## Stated task A
According to the mailing list thread about rejected grid jobs, which error code did torque return when it refused to queue them?

## Passage given
═══
JISCMail - LCG-ROLLOUT Archives

Hi,

I recall it started around the time I configured NIS on my cluster. The 
nis server runs on the computing element.


  --
  Piotr Siwczak <[log in to unmask]>
  System Administrator

  Poznan Supercomputing and Networking Center
  Supercomputing Department

  (www.eu-egee.org <[log in to unmask]>)
  --

On Tue, 27 Sep 2005 [log in to unmask] wrote:

> On Tue, 27 Sep 2005, Piotr Siwczak wrote:
>
>> Hi,
>>
>> Recently my site has been experiencing a strange error. Grid jobs are not
>
> What did you change just before it stopped working?
>
>> processed by torque, which rejects to queue them with the following error:
>>
>> req_reject;Reject reply code=15036(Job exceeds queue resource limits),
>> aux=0, type=QueueJob, from [log in to unmask]
>>
>> I've already reinstalled all the LCG rpms and totally regenerated the
>> torque config. I also removed the /opt/globus and /var/spool/pbs dirs
>> before reinstalling. None of these actions helped.
>>
>> The strange thing is that I can successfully submit jobs directly from
>> dteam001 account (and other pool accounts as well). The jobmanager fork
>> also works well. For me this seems like a jobmanager's issue, I don't know
>> how to tackle it though.
>
> The job managers are perl scripts that can be edited to get debug info.
> In particular, in /opt/globus/lib/perl/Globus/GRAM/JobManager/lcgpbs.pm
> before this line:
>
>        chomp($batch_id = `$qsub < $pbs_job_script_name $errfile`);
>
> insert something like this:
>
> 	system("cp $pbs_job_script_name /tmp/my_job_script.$$");
>
> Then look into such a script to see what extra requirements are specified
> that would cause the job to fail immediately.
>
═══
## Given records
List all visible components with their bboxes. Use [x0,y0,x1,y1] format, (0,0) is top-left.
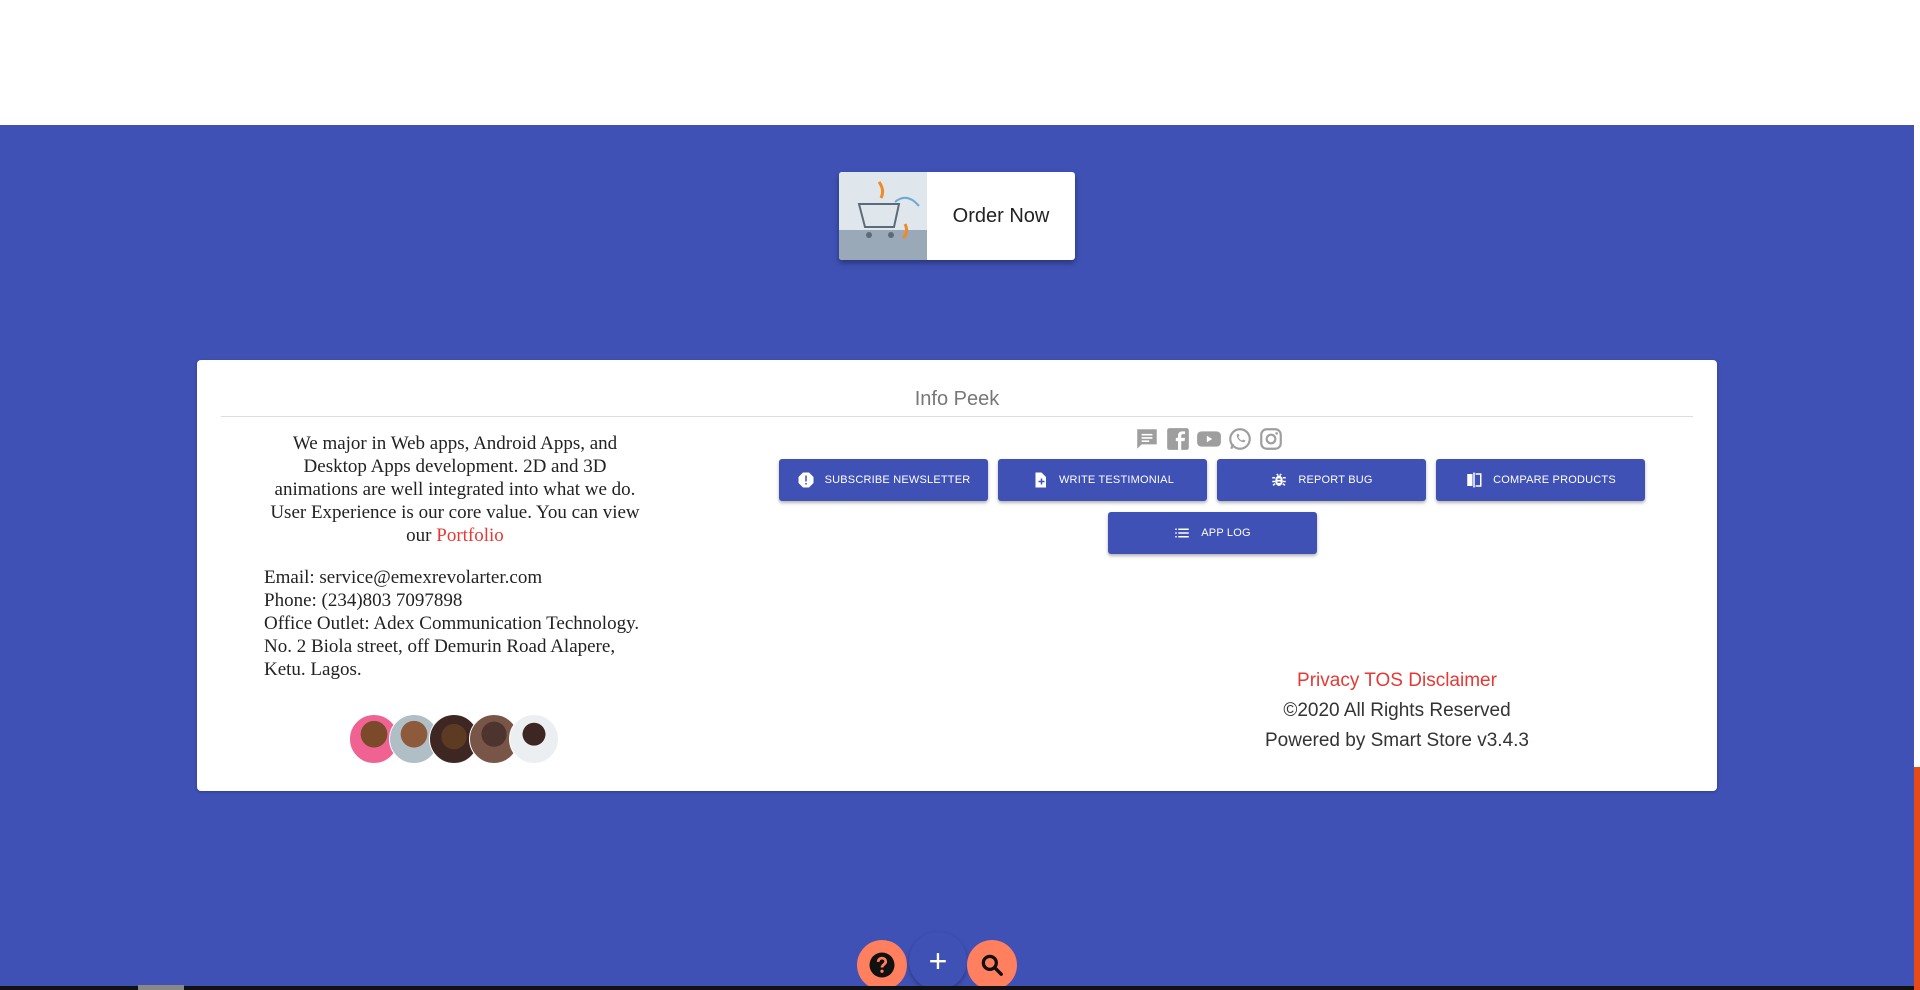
facebook-icon[interactable] [1164,425,1191,452]
search-button[interactable] [967,940,1017,990]
help-button[interactable] [857,940,907,990]
app-log-label: APP LOG [1201,527,1251,539]
report-bug-label: REPORT BUG [1298,474,1373,486]
add-button[interactable]: + [909,932,967,990]
alert-circle-icon [798,472,814,488]
subscribe-newsletter-label: SUBSCRIBE NEWSLETTER [824,474,971,486]
list-icon [1175,528,1189,538]
compare-icon [1467,472,1482,488]
floating-actions: + [857,932,1019,990]
powered-by-text: Powered by Smart Store v3.4.3 [1264,730,1529,751]
contact-email: Email: service@emexrevolarter.com [264,567,543,588]
team-avatars [349,714,559,764]
report-bug-button[interactable]: REPORT BUG [1217,459,1426,501]
instagram-icon[interactable] [1257,425,1284,452]
order-now-card[interactable]: Order Now [839,172,1075,260]
tos-link[interactable]: TOS [1364,670,1403,691]
note-add-icon [1035,472,1046,488]
legal-links: Privacy TOS Disclaimer [997,666,1797,696]
chat-icon[interactable] [1133,425,1160,452]
about-text: We major in Web apps, Android Apps, and … [265,432,645,547]
order-now-label[interactable]: Order Now [927,172,1075,260]
write-testimonial-label: WRITE TESTIMONIAL [1058,474,1175,486]
scrollbar-thumb[interactable] [1914,767,1920,990]
page-top-area [0,0,1914,125]
help-icon [869,952,895,978]
legal-footer: Privacy TOS Disclaimer ©2020 All Rights … [997,666,1797,756]
copyright-text: ©2020 All Rights Reserved [1283,700,1511,721]
app-log-button[interactable]: APP LOG [1107,512,1317,554]
info-peek-card: Info Peek We major in Web apps, Android … [197,360,1717,791]
action-buttons: SUBSCRIBE NEWSLETTER WRITE TESTIMONIAL R… [772,459,1652,554]
contact-phone: Phone: (234)803 7097898 [264,590,463,611]
bottom-tab [138,985,184,990]
compare-products-button[interactable]: COMPARE PRODUCTS [1436,459,1645,501]
disclaimer-link[interactable]: Disclaimer [1408,670,1497,691]
plus-icon: + [928,942,948,979]
whatsapp-icon[interactable] [1226,425,1253,452]
compare-products-label: COMPARE PRODUCTS [1493,474,1616,486]
contact-office: Office Outlet: Adex Communication Techno… [264,613,640,680]
shopping-cart-image [839,172,927,260]
info-peek-title: Info Peek [221,388,1693,417]
write-testimonial-button[interactable]: WRITE TESTIMONIAL [998,459,1207,501]
portfolio-link[interactable]: Portfolio [436,525,504,546]
contact-info: Email: service@emexrevolarter.com Phone:… [264,566,644,681]
youtube-icon[interactable] [1195,425,1222,452]
privacy-link[interactable]: Privacy [1297,670,1359,691]
bottom-edge [0,986,1914,990]
bug-icon [1272,473,1287,486]
social-icons [1133,425,1284,452]
search-icon [981,954,1003,976]
subscribe-newsletter-button[interactable]: SUBSCRIBE NEWSLETTER [779,459,988,501]
avatar[interactable] [509,714,559,764]
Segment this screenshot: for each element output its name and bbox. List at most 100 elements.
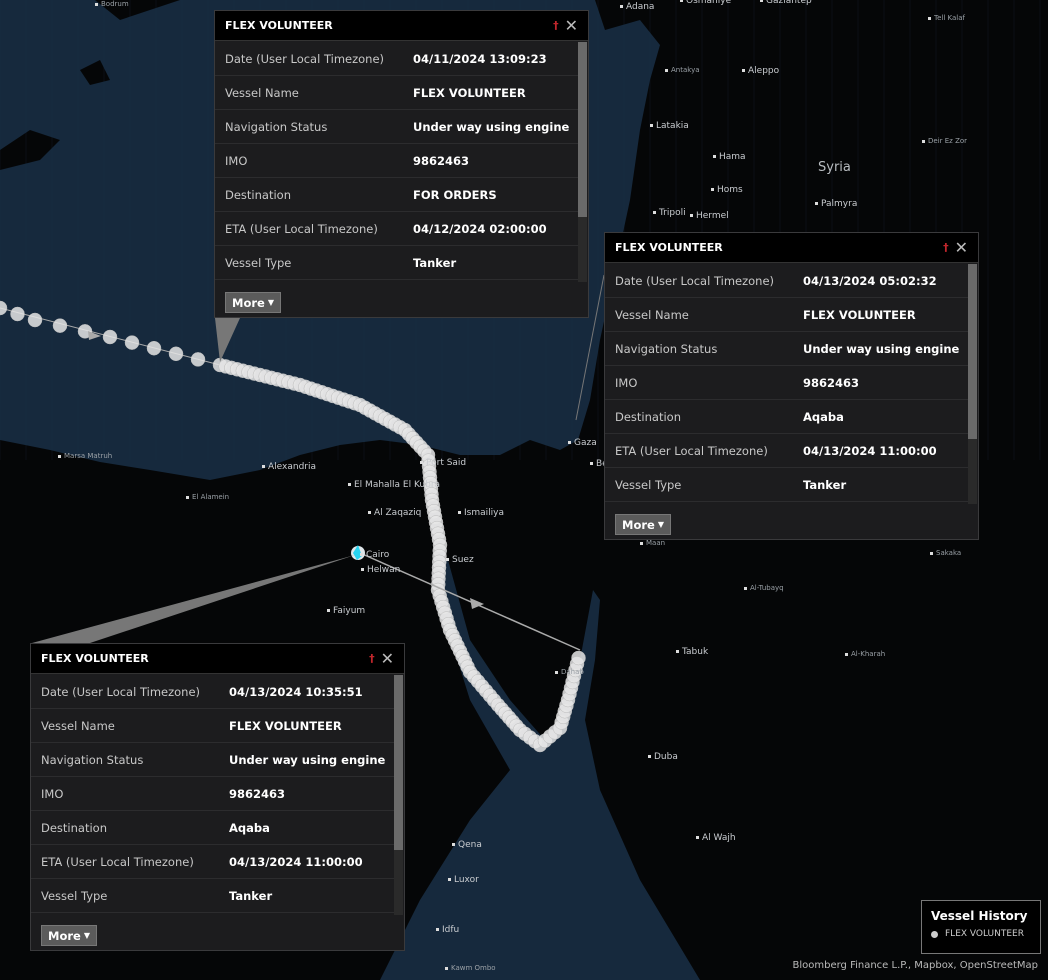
═══
## Stated task B
Print the lines of the records from the one containing "facebook-icon[interactable] [1164,425,1191,452]" down to the one containing "list-icon [1175,528,1189,538]", including both of those lines.

## Exercise solution A
Reply code 15036 (Job exceeds queue resource limits).

## Exercise solution B
facebook-icon[interactable] [1164,425,1191,452]
search-button[interactable] [967,940,1017,990]
help-button[interactable] [857,940,907,990]
app-log-label: APP LOG [1201,527,1251,539]
report-bug-label: REPORT BUG [1298,474,1373,486]
add-button[interactable]: + [909,932,967,990]
alert-circle-icon [798,472,814,488]
subscribe-newsletter-label: SUBSCRIBE NEWSLETTER [824,474,971,486]
list-icon [1175,528,1189,538]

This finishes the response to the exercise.